[Collection entries]
--

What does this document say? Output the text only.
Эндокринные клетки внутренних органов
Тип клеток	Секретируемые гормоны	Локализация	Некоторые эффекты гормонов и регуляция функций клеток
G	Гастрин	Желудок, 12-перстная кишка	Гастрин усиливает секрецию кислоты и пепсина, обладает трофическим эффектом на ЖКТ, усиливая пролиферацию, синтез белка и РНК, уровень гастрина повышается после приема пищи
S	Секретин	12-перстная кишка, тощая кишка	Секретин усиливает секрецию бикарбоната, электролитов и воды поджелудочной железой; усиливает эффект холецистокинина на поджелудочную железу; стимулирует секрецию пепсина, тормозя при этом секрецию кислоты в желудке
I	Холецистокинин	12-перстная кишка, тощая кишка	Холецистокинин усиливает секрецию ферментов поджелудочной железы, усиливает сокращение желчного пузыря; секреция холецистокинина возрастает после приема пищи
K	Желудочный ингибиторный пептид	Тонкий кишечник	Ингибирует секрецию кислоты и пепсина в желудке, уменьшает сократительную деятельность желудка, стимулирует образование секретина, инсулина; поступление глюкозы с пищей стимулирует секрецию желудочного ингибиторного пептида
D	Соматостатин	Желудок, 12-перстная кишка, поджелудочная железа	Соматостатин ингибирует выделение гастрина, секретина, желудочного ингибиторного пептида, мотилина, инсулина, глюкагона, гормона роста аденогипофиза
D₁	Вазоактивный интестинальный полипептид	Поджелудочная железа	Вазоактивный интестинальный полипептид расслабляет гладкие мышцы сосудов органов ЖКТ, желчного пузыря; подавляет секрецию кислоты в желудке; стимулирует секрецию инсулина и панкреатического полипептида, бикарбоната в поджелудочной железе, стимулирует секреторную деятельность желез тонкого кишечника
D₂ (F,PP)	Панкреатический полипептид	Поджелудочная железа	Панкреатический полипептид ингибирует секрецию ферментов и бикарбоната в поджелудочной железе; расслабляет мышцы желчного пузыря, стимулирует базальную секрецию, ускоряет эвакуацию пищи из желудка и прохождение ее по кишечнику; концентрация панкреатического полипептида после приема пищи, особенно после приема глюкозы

--

* Exercise directions:
Show the lines where the word "желудочного" appears in the entries.

* Exercise result:
K	Желудочный ингибиторный пептид	Тонкий кишечник	Ингибирует секрецию кислоты и пепсина в желудке, уменьшает сократительную деятельность желудка, стимулирует образование секретина, инсулина; поступление глюкозы с пищей стимулирует секрецию желудочного ингибиторного пептида
D	Соматостатин	Желудок, 12-перстная кишка, поджелудочная железа	Соматостатин ингибирует выделение гастрина, секретина, желудочного ингибиторного пептида, мотилина, инсулина, глюкагона, гормона роста аденогипофиза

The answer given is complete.